# EXERCISE DETAILS:
Copy out all the lines in the records that include the word "from".

# ENTRIES:

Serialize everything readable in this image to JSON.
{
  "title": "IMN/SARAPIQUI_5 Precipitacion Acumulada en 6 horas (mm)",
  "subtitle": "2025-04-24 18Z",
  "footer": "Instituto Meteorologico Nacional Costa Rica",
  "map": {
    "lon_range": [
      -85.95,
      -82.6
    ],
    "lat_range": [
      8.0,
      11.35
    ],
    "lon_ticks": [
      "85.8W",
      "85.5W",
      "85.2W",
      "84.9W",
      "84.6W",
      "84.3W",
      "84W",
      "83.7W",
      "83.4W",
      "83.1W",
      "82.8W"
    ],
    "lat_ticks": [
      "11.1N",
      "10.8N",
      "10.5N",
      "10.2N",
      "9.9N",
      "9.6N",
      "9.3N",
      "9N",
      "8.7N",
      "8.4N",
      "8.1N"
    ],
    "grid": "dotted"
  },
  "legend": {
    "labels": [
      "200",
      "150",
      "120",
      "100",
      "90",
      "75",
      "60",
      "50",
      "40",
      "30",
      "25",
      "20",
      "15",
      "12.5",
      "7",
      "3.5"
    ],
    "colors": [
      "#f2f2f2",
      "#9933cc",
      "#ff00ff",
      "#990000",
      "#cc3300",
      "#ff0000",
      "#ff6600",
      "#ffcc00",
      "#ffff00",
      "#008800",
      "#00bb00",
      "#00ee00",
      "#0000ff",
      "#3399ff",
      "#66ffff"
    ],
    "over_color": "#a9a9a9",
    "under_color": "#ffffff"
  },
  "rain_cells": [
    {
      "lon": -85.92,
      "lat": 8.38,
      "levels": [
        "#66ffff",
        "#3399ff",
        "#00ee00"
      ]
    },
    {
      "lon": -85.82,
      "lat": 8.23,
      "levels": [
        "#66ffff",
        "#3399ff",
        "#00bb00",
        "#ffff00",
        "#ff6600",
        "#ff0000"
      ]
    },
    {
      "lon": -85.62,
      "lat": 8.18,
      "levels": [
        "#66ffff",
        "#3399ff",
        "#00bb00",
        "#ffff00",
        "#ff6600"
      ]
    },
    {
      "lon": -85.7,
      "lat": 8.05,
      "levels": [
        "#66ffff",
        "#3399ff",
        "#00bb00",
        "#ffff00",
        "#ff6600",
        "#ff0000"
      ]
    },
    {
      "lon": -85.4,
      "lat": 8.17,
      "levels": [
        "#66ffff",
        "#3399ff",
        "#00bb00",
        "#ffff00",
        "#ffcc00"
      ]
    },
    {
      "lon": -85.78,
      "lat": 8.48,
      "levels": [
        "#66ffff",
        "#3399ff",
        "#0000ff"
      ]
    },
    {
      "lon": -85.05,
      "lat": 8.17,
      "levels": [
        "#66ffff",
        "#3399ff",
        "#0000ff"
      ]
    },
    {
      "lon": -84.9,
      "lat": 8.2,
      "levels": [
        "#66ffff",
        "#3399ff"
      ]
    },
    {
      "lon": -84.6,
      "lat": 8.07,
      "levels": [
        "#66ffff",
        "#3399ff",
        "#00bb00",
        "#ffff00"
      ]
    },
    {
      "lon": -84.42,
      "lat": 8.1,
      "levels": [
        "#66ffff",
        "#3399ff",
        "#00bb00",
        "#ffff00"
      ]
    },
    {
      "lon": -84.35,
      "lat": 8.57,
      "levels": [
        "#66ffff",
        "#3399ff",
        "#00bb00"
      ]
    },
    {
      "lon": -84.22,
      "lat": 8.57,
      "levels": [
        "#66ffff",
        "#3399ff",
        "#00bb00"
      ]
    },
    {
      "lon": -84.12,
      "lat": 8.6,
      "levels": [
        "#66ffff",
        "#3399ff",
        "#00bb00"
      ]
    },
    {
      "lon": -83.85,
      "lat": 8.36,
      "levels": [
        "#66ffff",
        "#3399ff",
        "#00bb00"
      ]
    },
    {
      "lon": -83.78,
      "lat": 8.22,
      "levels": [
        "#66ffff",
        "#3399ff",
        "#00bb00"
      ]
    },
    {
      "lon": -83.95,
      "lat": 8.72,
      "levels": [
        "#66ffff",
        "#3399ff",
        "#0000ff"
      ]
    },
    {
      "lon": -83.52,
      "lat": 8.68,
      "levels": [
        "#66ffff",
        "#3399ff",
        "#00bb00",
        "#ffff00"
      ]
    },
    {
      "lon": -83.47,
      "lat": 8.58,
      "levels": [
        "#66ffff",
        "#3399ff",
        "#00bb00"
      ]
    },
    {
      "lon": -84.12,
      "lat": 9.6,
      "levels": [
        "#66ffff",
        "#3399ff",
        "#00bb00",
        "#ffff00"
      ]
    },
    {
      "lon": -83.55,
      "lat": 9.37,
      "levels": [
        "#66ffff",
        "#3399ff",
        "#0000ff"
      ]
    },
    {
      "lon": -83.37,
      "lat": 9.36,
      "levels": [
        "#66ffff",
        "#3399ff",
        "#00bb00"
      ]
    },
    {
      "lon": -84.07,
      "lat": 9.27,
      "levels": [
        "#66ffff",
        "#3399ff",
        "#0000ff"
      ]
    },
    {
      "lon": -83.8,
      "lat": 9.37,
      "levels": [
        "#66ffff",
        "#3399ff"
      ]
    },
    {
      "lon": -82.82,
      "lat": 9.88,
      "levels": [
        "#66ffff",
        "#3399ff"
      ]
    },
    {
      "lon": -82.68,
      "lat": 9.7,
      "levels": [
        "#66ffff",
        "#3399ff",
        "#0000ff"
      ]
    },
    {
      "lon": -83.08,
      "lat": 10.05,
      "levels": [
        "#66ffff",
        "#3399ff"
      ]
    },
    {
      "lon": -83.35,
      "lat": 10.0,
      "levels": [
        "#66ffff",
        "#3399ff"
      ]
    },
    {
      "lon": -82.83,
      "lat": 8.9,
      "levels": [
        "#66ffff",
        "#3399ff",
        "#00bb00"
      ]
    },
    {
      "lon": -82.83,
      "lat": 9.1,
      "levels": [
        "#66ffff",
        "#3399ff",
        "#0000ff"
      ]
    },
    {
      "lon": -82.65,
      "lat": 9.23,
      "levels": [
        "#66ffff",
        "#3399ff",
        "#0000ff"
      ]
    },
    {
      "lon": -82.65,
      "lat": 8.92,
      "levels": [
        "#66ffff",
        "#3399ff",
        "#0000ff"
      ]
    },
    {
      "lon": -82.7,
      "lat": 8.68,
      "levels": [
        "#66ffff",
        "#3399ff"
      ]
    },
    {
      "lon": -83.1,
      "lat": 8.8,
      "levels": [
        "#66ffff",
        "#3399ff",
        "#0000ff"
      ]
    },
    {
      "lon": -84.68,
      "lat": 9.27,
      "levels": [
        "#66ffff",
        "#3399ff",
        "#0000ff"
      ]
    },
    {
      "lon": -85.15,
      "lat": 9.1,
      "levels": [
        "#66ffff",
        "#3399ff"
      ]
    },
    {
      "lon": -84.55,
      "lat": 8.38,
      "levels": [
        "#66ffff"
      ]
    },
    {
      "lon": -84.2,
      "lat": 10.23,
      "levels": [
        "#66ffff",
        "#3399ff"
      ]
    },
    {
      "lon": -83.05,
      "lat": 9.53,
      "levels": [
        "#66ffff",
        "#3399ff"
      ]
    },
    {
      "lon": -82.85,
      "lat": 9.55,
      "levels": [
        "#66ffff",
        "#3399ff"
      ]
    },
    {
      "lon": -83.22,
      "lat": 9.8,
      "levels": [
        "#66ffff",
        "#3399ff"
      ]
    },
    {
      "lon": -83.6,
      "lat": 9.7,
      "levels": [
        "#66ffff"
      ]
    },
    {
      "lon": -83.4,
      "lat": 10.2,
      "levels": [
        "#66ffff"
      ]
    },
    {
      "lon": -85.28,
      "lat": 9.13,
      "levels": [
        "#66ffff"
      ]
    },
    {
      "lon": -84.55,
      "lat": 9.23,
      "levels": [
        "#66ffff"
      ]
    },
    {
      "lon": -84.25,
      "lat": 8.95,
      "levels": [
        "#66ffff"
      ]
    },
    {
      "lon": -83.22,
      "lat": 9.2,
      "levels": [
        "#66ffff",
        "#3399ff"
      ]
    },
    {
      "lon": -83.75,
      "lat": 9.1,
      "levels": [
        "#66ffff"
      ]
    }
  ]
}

...

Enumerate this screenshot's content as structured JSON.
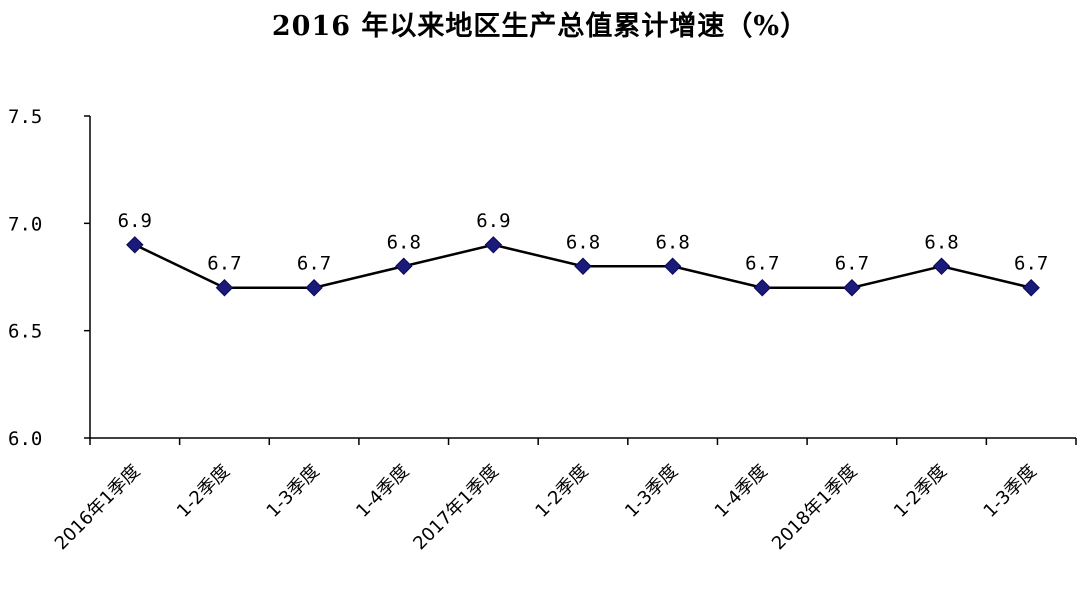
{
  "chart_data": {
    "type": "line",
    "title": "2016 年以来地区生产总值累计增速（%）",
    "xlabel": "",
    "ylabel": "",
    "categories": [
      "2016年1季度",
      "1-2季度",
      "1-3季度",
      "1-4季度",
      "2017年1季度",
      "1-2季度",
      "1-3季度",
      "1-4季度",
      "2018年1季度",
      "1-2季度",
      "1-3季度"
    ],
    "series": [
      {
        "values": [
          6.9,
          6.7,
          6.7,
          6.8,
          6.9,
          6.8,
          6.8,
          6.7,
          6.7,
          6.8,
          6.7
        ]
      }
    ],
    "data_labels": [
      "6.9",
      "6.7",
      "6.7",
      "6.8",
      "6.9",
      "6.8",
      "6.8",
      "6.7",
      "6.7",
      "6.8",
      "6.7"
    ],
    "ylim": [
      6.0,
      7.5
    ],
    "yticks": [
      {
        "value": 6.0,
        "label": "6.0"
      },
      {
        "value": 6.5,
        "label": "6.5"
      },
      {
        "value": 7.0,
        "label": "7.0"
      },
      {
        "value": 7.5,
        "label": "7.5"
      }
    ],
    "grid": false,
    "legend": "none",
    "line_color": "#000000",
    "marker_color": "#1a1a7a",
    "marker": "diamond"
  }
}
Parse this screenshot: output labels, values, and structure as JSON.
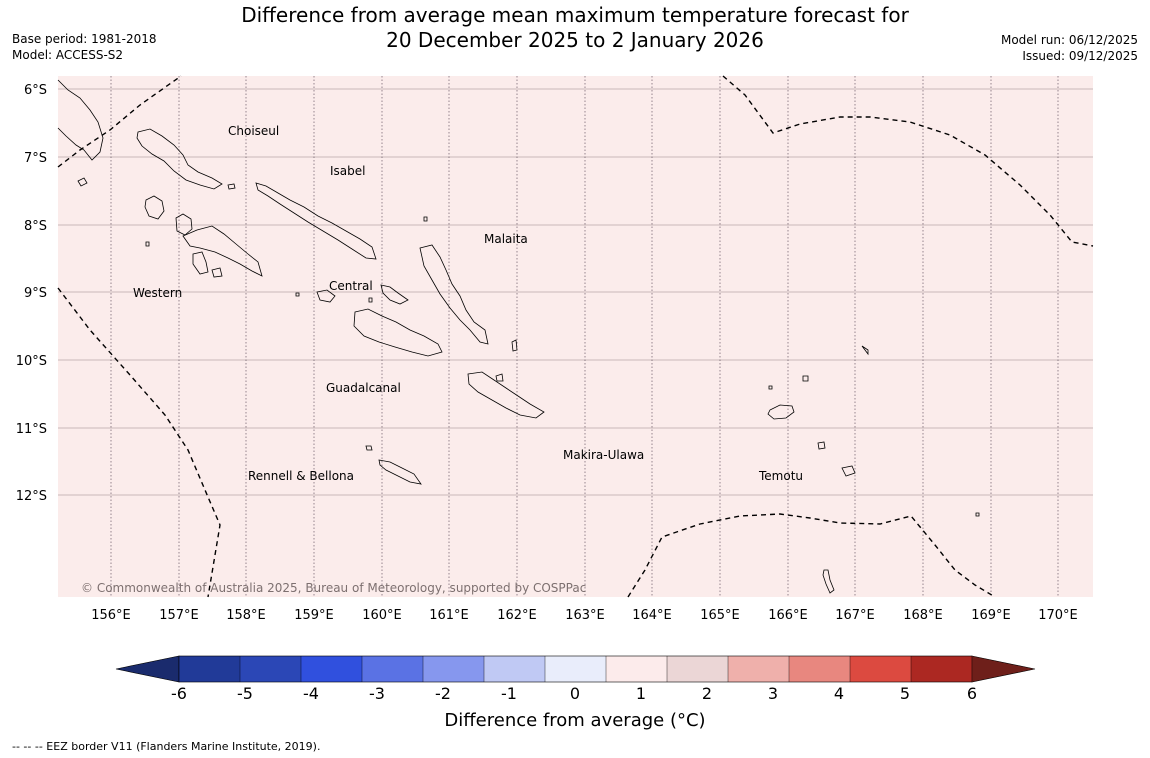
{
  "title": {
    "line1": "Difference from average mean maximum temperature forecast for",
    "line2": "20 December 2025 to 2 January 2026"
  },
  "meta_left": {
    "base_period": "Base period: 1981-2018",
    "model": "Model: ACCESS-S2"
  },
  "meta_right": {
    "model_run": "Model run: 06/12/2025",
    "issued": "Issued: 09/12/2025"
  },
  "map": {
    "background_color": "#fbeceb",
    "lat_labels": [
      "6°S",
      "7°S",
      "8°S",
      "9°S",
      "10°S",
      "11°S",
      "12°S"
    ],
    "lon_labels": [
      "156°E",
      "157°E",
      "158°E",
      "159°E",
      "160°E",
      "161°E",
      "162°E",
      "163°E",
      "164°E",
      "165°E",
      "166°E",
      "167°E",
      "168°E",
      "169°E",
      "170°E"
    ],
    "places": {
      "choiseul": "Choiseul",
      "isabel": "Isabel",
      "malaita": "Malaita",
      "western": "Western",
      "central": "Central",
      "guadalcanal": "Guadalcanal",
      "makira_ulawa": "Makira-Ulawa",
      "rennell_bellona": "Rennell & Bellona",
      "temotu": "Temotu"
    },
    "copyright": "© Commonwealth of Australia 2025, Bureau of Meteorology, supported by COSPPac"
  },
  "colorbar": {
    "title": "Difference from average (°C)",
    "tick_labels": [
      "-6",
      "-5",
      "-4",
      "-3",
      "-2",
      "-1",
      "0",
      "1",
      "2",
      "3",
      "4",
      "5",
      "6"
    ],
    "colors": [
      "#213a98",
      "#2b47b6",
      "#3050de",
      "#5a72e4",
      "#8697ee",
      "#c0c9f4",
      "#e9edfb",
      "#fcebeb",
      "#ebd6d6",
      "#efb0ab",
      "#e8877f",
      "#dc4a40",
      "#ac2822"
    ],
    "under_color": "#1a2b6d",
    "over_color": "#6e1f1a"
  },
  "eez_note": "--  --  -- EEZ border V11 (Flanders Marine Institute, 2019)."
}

# IN RESPONSE:
    "line1": "Difference from average mean maximum temperature forecast for",
    "title": "Difference from average (°C)",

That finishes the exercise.